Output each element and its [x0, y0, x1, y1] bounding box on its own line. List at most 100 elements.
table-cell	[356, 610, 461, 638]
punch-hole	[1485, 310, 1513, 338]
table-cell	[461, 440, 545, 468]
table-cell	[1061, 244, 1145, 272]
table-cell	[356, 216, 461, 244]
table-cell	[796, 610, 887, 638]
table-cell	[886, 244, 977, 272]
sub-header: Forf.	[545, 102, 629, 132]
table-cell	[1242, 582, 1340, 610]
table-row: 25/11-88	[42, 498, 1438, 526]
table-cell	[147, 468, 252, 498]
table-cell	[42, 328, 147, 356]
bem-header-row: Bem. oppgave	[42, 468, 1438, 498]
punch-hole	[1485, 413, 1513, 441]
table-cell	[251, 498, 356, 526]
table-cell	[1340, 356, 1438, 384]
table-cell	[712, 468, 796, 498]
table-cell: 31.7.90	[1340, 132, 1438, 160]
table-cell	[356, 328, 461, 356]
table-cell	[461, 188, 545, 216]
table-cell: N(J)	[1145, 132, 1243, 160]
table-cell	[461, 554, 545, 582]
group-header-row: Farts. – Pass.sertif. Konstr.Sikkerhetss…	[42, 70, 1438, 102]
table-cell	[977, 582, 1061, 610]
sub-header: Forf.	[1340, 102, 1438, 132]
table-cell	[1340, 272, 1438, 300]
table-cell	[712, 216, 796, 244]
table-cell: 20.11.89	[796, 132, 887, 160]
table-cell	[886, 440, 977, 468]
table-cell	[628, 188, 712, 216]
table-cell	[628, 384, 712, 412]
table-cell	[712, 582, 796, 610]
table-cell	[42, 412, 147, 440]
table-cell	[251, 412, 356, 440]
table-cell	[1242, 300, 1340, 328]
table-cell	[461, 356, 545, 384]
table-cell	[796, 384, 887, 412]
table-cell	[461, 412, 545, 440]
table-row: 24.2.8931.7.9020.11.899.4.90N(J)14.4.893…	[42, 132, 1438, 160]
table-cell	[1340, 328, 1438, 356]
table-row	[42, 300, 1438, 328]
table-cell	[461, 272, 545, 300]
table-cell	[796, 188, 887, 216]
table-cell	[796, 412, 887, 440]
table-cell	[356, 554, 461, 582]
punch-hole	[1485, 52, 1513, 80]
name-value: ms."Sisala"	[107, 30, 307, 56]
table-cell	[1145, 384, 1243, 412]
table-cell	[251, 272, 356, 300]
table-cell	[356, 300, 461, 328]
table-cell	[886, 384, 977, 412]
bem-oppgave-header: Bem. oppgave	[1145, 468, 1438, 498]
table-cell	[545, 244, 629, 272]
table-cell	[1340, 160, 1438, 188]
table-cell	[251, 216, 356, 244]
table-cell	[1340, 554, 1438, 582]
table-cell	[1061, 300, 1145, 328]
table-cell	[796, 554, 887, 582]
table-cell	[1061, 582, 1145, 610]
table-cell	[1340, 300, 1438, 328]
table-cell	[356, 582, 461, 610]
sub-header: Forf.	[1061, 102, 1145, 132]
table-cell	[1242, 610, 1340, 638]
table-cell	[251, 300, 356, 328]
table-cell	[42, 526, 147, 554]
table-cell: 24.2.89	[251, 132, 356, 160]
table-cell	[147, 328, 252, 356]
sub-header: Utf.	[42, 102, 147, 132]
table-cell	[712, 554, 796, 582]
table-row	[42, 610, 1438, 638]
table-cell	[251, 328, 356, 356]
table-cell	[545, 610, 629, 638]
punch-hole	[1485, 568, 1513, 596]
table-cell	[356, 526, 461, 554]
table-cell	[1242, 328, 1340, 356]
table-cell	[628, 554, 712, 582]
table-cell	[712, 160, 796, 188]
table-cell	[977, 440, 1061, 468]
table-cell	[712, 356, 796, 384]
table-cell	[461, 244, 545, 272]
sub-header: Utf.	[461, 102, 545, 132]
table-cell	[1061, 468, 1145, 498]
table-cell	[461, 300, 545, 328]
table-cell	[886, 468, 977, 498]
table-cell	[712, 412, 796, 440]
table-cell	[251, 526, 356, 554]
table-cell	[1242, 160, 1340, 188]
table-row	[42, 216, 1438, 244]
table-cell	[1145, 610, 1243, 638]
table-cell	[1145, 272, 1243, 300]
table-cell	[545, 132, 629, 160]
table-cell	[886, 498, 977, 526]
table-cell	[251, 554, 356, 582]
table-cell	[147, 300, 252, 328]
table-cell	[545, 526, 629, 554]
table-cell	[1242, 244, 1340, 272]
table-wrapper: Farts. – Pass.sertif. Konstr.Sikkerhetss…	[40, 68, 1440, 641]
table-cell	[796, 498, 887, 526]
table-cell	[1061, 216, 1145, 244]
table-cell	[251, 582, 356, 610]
────────────────────
=== Stated problem ===
Copy the records again, replacing every "punch-hole" with "binder-hole" and leaving everything else as it is.

=== Result of the task ===
Output each element and its [x0, y0, x1, y1] bounding box on its own line. List at most 100 elements.
table-cell	[356, 610, 461, 638]
binder-hole	[1485, 310, 1513, 338]
table-cell	[461, 440, 545, 468]
table-cell	[1061, 244, 1145, 272]
table-cell	[356, 216, 461, 244]
table-cell	[796, 610, 887, 638]
table-cell	[886, 244, 977, 272]
sub-header: Forf.	[545, 102, 629, 132]
table-cell	[1242, 582, 1340, 610]
table-row: 25/11-88	[42, 498, 1438, 526]
table-cell	[147, 468, 252, 498]
table-cell	[42, 328, 147, 356]
bem-header-row: Bem. oppgave	[42, 468, 1438, 498]
binder-hole	[1485, 413, 1513, 441]
table-cell	[251, 498, 356, 526]
table-cell	[1340, 356, 1438, 384]
table-cell	[712, 468, 796, 498]
table-cell: 31.7.90	[1340, 132, 1438, 160]
table-cell	[356, 328, 461, 356]
table-cell	[461, 188, 545, 216]
table-cell: N(J)	[1145, 132, 1243, 160]
table-cell	[461, 554, 545, 582]
group-header-row: Farts. – Pass.sertif. Konstr.Sikkerhetss…	[42, 70, 1438, 102]
table-cell	[977, 582, 1061, 610]
sub-header: Forf.	[1340, 102, 1438, 132]
table-cell	[1340, 272, 1438, 300]
table-cell	[712, 216, 796, 244]
table-cell: 20.11.89	[796, 132, 887, 160]
table-cell	[886, 440, 977, 468]
table-cell	[628, 188, 712, 216]
table-cell	[628, 384, 712, 412]
table-cell	[712, 582, 796, 610]
table-cell	[42, 412, 147, 440]
table-cell	[251, 412, 356, 440]
table-cell	[1242, 300, 1340, 328]
table-cell	[461, 356, 545, 384]
table-cell	[796, 384, 887, 412]
table-cell	[461, 412, 545, 440]
table-row: 24.2.8931.7.9020.11.899.4.90N(J)14.4.893…	[42, 132, 1438, 160]
table-cell	[1340, 328, 1438, 356]
table-row	[42, 300, 1438, 328]
table-cell	[461, 272, 545, 300]
table-cell	[796, 188, 887, 216]
table-cell	[796, 412, 887, 440]
table-cell	[356, 554, 461, 582]
binder-hole	[1485, 52, 1513, 80]
name-value: ms."Sisala"	[107, 30, 307, 56]
table-cell	[1145, 384, 1243, 412]
table-cell	[251, 272, 356, 300]
table-cell	[356, 300, 461, 328]
table-cell	[886, 384, 977, 412]
bem-oppgave-header: Bem. oppgave	[1145, 468, 1438, 498]
table-cell	[545, 244, 629, 272]
table-cell	[1340, 160, 1438, 188]
table-cell	[251, 216, 356, 244]
table-cell	[1340, 554, 1438, 582]
table-cell	[1061, 300, 1145, 328]
table-cell	[796, 554, 887, 582]
table-cell	[1061, 582, 1145, 610]
table-cell	[1340, 300, 1438, 328]
table-cell	[356, 582, 461, 610]
sub-header: Forf.	[1061, 102, 1145, 132]
table-cell	[1242, 610, 1340, 638]
table-cell	[251, 300, 356, 328]
table-cell	[42, 526, 147, 554]
table-cell: 24.2.89	[251, 132, 356, 160]
table-cell	[147, 328, 252, 356]
sub-header: Utf.	[42, 102, 147, 132]
table-cell	[712, 554, 796, 582]
table-row	[42, 610, 1438, 638]
table-cell	[251, 328, 356, 356]
table-cell	[545, 610, 629, 638]
binder-hole	[1485, 568, 1513, 596]
table-cell	[356, 526, 461, 554]
table-cell	[1242, 328, 1340, 356]
table-cell	[628, 554, 712, 582]
table-cell	[712, 160, 796, 188]
table-cell	[977, 440, 1061, 468]
table-cell	[712, 356, 796, 384]
table-cell	[461, 244, 545, 272]
sub-header: Utf.	[461, 102, 545, 132]
table-cell	[1061, 468, 1145, 498]
table-cell	[461, 300, 545, 328]
table-cell	[886, 468, 977, 498]
table-cell	[712, 412, 796, 440]
table-cell	[251, 526, 356, 554]
table-cell	[1242, 160, 1340, 188]
table-row	[42, 216, 1438, 244]
table-cell	[1145, 610, 1243, 638]
table-cell	[1145, 272, 1243, 300]
table-cell	[545, 132, 629, 160]
table-cell	[886, 498, 977, 526]
table-cell	[251, 554, 356, 582]
table-cell	[147, 300, 252, 328]
table-cell	[545, 526, 629, 554]
table-cell	[1242, 244, 1340, 272]
table-wrapper: Farts. – Pass.sertif. Konstr.Sikkerhetss…	[40, 68, 1440, 641]
table-cell	[796, 498, 887, 526]
table-cell	[1061, 216, 1145, 244]
table-cell	[251, 582, 356, 610]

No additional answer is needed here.